* **Records**
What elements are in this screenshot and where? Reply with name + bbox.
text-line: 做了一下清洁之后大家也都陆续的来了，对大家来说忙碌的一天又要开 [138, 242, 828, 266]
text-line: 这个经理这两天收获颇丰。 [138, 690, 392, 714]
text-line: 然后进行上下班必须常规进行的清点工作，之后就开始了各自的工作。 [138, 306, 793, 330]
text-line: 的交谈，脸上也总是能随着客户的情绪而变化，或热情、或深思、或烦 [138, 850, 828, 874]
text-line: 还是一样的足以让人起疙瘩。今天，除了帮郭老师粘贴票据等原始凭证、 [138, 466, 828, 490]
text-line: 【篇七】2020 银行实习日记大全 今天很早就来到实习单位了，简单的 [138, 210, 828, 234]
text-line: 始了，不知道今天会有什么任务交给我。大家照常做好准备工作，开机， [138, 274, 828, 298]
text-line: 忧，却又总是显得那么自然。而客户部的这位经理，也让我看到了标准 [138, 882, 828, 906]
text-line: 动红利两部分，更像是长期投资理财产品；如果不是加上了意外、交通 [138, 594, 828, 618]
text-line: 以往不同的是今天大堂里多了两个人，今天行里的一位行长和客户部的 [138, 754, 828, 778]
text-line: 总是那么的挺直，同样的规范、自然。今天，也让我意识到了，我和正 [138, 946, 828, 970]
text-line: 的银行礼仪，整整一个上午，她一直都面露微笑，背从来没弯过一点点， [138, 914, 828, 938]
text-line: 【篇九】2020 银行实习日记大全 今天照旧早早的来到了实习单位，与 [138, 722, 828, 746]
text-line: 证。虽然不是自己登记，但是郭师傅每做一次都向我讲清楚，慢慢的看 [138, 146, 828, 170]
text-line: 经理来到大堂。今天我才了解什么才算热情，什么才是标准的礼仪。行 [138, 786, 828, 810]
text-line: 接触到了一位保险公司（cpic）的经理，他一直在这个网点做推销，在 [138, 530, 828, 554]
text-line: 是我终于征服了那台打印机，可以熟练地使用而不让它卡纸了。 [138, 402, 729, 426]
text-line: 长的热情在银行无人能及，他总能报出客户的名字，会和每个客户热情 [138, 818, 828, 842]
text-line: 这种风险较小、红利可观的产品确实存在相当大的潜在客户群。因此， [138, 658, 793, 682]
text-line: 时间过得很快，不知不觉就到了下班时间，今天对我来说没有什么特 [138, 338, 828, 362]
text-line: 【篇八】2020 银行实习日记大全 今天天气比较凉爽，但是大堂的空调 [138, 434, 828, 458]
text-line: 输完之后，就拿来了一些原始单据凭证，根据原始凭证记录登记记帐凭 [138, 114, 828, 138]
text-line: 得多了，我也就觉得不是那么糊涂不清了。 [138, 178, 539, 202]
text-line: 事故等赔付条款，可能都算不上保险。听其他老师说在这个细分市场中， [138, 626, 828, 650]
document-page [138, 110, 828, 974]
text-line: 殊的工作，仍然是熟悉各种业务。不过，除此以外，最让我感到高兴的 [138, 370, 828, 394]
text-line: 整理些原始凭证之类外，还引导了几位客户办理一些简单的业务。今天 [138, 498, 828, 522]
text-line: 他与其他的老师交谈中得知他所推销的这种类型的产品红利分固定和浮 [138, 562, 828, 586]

* **Goal**
Pull out each line in the data above that contains the string "银行实习日记大全".

* **Solved exercise**
text-line: 【篇七】2020 银行实习日记大全 今天很早就来到实习单位了，简单的 [138, 210, 828, 234]
text-line: 【篇九】2020 银行实习日记大全 今天照旧早早的来到了实习单位，与 [138, 722, 828, 746]
text-line: 【篇八】2020 银行实习日记大全 今天天气比较凉爽，但是大堂的空调 [138, 434, 828, 458]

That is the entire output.